Source material:
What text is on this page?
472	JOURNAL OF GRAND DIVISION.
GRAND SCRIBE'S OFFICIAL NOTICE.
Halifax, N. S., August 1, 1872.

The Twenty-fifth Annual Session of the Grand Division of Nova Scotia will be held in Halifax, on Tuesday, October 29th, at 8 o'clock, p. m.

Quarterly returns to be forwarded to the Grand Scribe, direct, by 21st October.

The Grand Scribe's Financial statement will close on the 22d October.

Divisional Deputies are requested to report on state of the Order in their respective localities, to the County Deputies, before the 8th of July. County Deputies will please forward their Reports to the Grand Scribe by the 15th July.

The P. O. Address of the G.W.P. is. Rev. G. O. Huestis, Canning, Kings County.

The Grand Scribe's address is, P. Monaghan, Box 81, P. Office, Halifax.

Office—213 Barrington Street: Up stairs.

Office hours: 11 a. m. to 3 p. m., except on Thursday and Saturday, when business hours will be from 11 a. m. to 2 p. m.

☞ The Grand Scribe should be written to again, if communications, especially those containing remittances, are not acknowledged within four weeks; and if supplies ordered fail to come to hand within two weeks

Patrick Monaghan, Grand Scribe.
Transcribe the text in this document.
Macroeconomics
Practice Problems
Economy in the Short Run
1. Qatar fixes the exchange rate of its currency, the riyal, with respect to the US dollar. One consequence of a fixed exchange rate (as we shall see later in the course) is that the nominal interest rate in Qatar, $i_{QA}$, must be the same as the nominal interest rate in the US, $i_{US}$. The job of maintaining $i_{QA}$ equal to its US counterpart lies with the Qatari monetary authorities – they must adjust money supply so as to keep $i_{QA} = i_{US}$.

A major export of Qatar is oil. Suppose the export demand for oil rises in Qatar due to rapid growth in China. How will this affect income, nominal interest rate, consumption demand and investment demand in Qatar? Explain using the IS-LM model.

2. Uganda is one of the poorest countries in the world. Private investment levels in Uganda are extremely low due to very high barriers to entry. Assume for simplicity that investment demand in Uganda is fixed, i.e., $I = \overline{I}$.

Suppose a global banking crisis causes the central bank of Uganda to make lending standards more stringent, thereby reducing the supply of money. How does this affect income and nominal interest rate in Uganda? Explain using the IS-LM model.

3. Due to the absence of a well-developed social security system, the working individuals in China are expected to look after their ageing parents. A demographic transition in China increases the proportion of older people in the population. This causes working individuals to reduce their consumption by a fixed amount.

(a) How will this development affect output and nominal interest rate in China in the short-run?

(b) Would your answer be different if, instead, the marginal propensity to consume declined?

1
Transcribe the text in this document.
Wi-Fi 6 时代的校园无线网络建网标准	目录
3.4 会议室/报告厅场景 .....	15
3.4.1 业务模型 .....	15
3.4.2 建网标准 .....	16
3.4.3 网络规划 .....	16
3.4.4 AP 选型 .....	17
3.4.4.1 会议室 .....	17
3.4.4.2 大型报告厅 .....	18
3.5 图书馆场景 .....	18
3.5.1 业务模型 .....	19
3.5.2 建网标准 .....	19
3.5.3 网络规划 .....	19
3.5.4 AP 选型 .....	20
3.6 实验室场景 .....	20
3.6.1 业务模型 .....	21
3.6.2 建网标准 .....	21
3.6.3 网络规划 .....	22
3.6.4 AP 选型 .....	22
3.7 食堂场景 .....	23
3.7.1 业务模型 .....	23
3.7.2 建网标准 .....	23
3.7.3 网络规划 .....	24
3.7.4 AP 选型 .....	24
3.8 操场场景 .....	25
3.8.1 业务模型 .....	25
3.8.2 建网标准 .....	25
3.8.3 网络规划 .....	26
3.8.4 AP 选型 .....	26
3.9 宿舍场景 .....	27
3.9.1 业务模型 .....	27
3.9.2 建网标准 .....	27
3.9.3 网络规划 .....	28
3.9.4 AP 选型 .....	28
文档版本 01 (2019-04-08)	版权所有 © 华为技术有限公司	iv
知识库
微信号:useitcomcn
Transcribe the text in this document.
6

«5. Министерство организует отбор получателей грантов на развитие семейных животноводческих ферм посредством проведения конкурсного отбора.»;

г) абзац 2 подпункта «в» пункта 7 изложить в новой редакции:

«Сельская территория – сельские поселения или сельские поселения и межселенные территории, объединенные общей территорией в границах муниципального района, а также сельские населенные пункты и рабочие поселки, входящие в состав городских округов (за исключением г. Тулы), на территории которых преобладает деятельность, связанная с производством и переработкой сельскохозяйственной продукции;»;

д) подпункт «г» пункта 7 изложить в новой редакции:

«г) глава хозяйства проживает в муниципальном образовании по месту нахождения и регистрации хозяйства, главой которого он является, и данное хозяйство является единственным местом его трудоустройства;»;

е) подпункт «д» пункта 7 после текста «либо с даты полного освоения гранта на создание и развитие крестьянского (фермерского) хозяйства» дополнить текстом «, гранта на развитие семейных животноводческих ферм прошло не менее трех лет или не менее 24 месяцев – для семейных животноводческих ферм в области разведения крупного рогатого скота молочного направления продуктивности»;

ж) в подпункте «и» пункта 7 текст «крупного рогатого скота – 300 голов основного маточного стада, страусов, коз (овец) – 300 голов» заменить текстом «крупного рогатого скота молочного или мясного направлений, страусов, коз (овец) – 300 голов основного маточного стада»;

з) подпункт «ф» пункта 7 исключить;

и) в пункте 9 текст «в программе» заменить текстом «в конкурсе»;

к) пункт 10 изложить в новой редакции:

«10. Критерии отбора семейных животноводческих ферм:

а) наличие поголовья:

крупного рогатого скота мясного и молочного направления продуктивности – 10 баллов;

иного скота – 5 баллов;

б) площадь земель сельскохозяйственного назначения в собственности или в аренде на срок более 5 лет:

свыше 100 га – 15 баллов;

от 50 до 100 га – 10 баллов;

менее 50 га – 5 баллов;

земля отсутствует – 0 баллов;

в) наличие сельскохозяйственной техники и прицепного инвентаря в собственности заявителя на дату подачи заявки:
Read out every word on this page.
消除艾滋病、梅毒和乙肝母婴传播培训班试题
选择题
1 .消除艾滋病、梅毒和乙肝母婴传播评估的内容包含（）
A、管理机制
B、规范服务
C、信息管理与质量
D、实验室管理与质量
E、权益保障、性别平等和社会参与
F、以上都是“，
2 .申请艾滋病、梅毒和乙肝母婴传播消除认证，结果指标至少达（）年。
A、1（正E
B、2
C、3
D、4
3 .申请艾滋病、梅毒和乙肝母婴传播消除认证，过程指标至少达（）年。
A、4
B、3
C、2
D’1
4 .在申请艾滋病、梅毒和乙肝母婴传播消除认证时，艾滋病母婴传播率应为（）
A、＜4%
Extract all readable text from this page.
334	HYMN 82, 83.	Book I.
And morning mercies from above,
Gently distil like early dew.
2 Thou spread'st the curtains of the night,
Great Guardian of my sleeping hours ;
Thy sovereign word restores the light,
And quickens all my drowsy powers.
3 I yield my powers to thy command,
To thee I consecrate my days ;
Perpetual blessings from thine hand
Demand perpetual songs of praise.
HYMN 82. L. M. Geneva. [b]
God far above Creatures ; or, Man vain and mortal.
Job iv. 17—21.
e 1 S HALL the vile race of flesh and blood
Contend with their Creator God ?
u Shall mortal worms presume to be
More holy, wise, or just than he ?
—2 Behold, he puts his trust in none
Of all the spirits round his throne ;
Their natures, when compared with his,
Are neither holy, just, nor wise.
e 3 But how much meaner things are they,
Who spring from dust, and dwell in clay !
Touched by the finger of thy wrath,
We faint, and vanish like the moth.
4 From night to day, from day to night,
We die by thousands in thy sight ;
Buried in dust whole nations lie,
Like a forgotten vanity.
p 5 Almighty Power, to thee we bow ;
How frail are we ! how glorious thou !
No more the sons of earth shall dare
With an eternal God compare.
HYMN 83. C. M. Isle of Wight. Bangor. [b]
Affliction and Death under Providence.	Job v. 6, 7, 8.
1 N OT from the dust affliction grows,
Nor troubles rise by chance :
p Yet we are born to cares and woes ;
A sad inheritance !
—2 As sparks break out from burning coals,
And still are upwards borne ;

Problem statement:
Search the lines for "above". Copy each line that has it.

Expected answer:
And morning mercies from above,
God far above Creatures ; or, Man vain and mortal.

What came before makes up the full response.